Problem to solve:
Rewrite each of the entries below with "elements" replaced by "items" wherever it occurs and nothing else altered. Omit the pictures from your version.

Records:
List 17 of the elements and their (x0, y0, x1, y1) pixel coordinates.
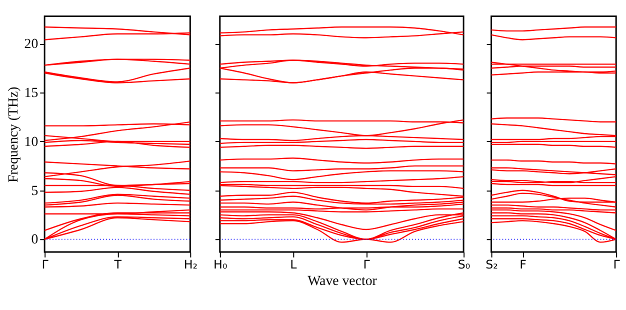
x-tick-label: T (113, 257, 122, 272)
y-axis-title: Frequency (THz) (5, 86, 20, 183)
x-tick-label: S₂ (486, 257, 498, 272)
x-tick-label: H₀ (214, 257, 228, 272)
y-tick-label: 15 (24, 85, 38, 100)
x-tick-label: S₀ (458, 257, 470, 272)
y-tick-label: 20 (24, 36, 38, 52)
y-tick-label: 0 (31, 232, 38, 247)
x-tick-label: F (520, 257, 527, 272)
x-tick-label: Γ (42, 257, 49, 272)
y-tick-label: 10 (24, 134, 38, 149)
x-tick-label: Γ (363, 257, 370, 272)
x-axis-title: Wave vector (308, 273, 378, 288)
x-tick-label: H₂ (184, 257, 198, 272)
x-tick-label: L (290, 257, 298, 272)
y-tick-label: 5 (31, 182, 38, 198)
x-tick-label: Γ (613, 257, 620, 272)
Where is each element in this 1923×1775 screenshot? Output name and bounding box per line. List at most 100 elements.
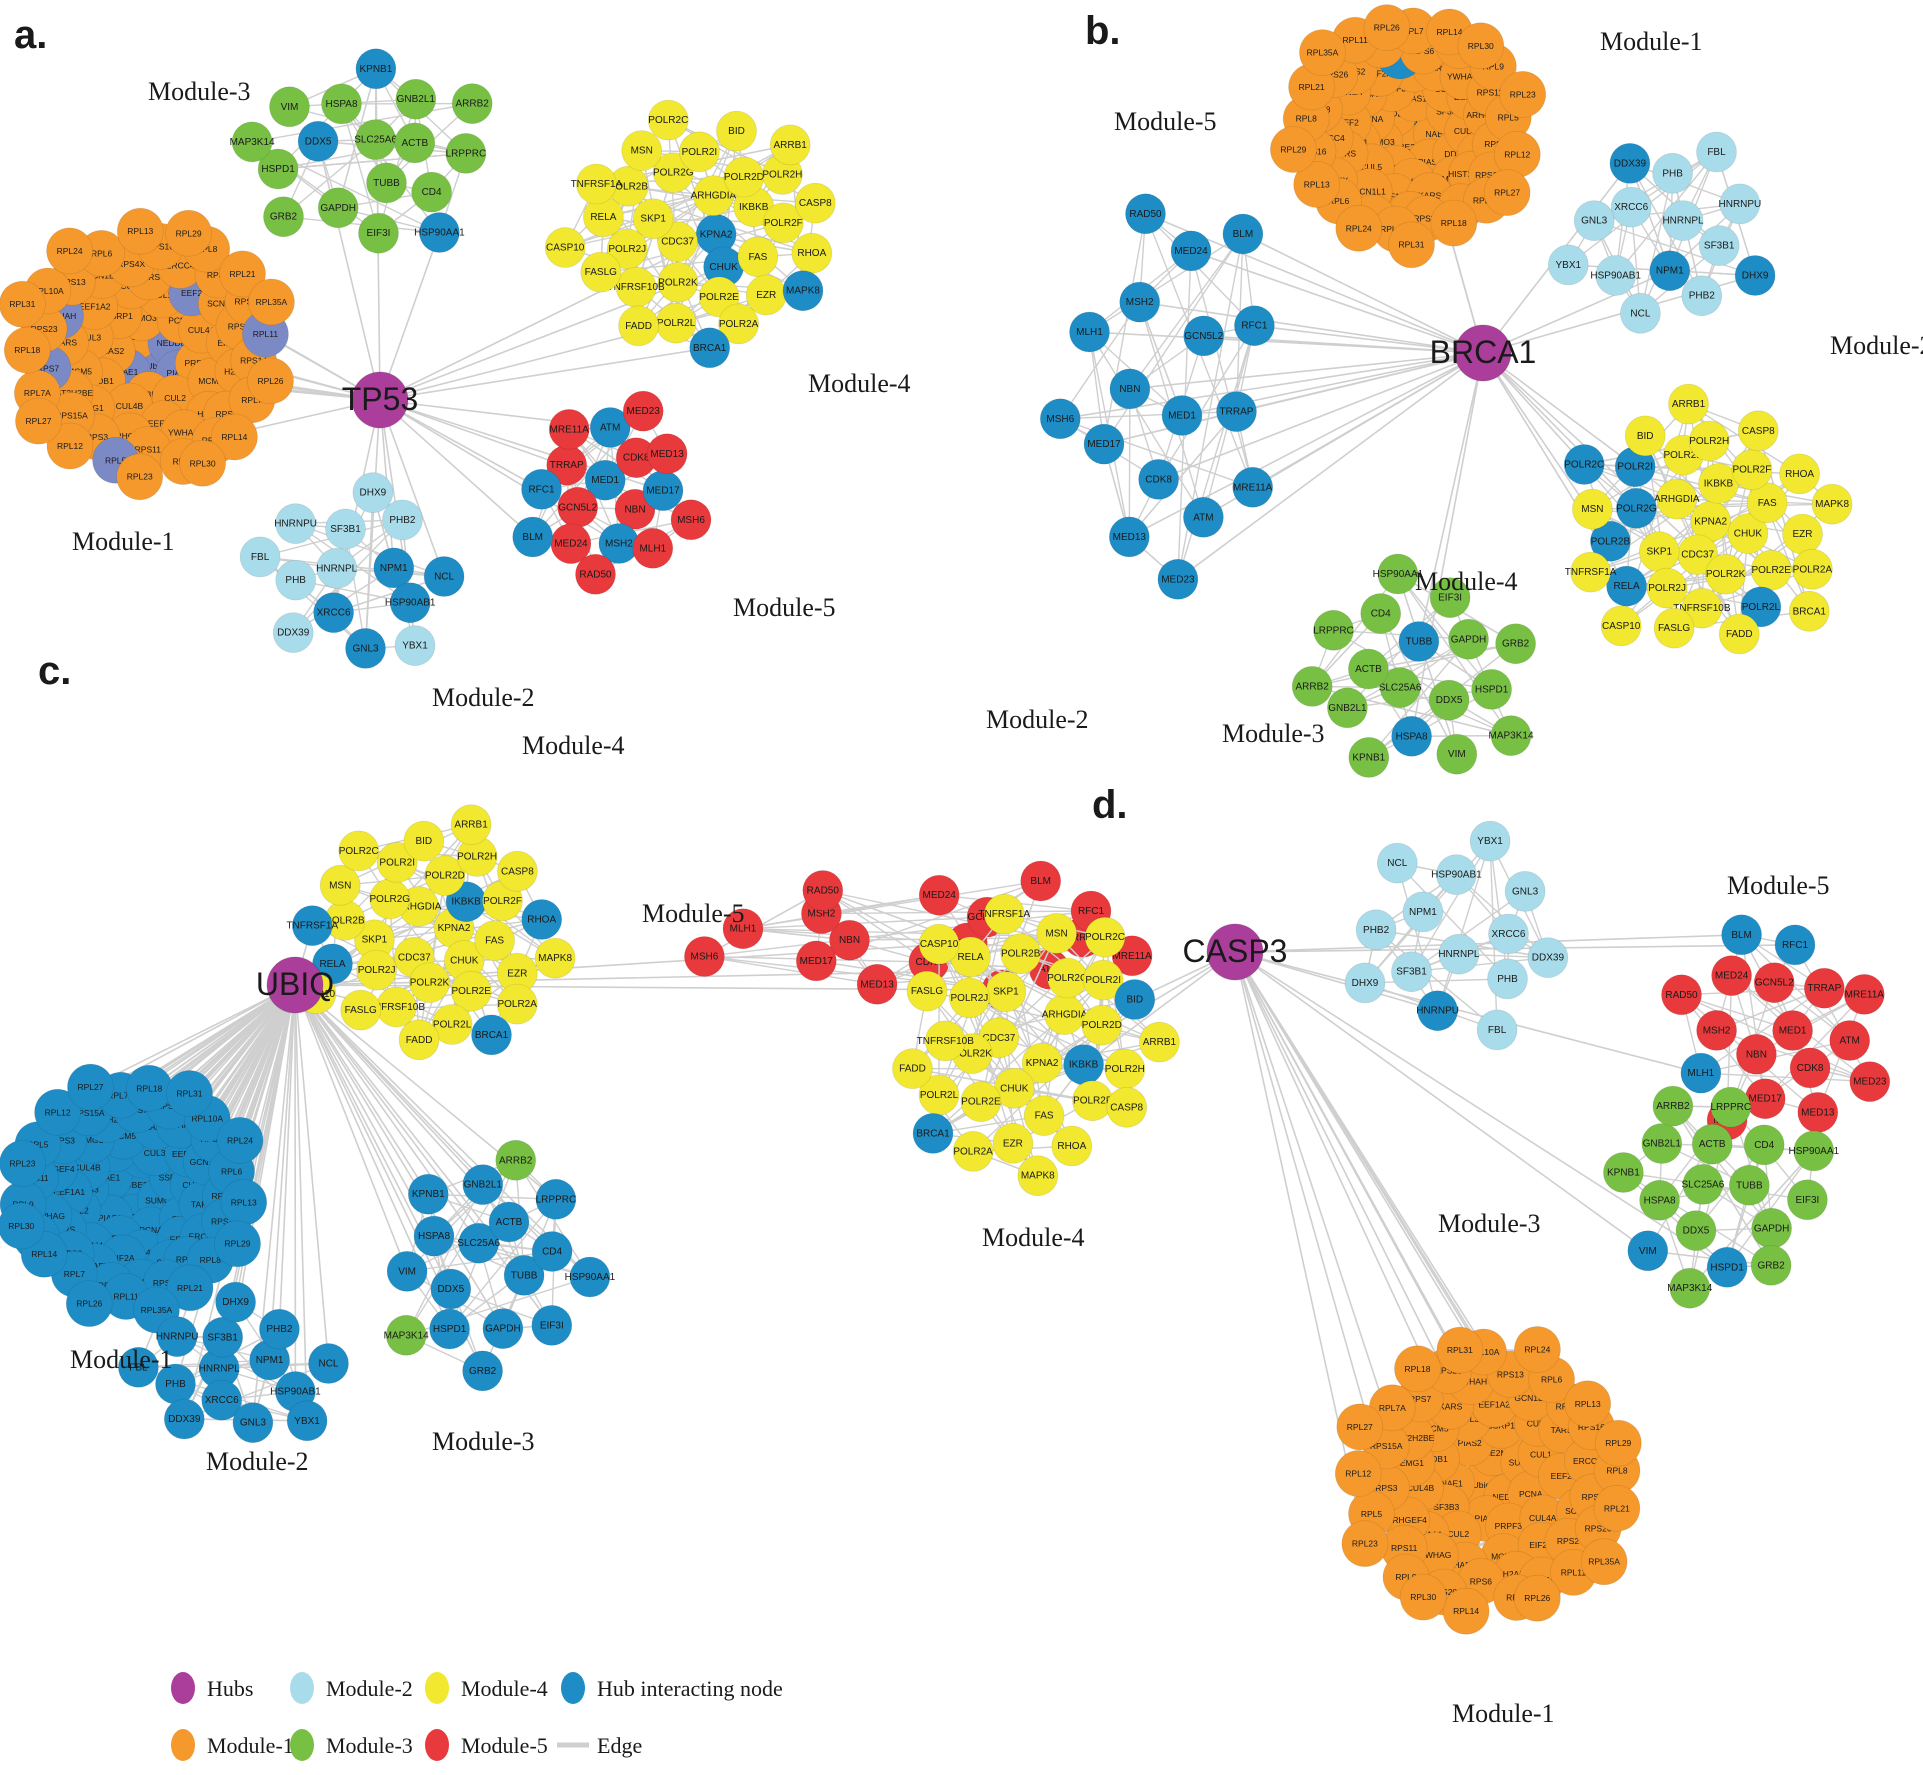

Task response:
List 17 of the items and their (x0, y0, x1, y1) pixel coordinates.
x-tick-label: T (113, 257, 122, 272)
y-axis-title: Frequency (THz) (5, 86, 20, 183)
x-tick-label: S₂ (486, 257, 498, 272)
x-tick-label: H₀ (214, 257, 228, 272)
y-tick-label: 15 (24, 85, 38, 100)
x-tick-label: S₀ (458, 257, 470, 272)
y-tick-label: 20 (24, 36, 38, 52)
y-tick-label: 0 (31, 232, 38, 247)
x-tick-label: F (520, 257, 527, 272)
x-tick-label: Γ (42, 257, 49, 272)
y-tick-label: 10 (24, 134, 38, 149)
x-tick-label: Γ (363, 257, 370, 272)
x-axis-title: Wave vector (308, 273, 378, 288)
x-tick-label: H₂ (184, 257, 198, 272)
x-tick-label: L (290, 257, 298, 272)
y-tick-label: 5 (31, 182, 38, 198)
x-tick-label: Γ (613, 257, 620, 272)
Where is each element in this 1923×1775 screenshot? Output name and bounding box per line. List at most 100 items.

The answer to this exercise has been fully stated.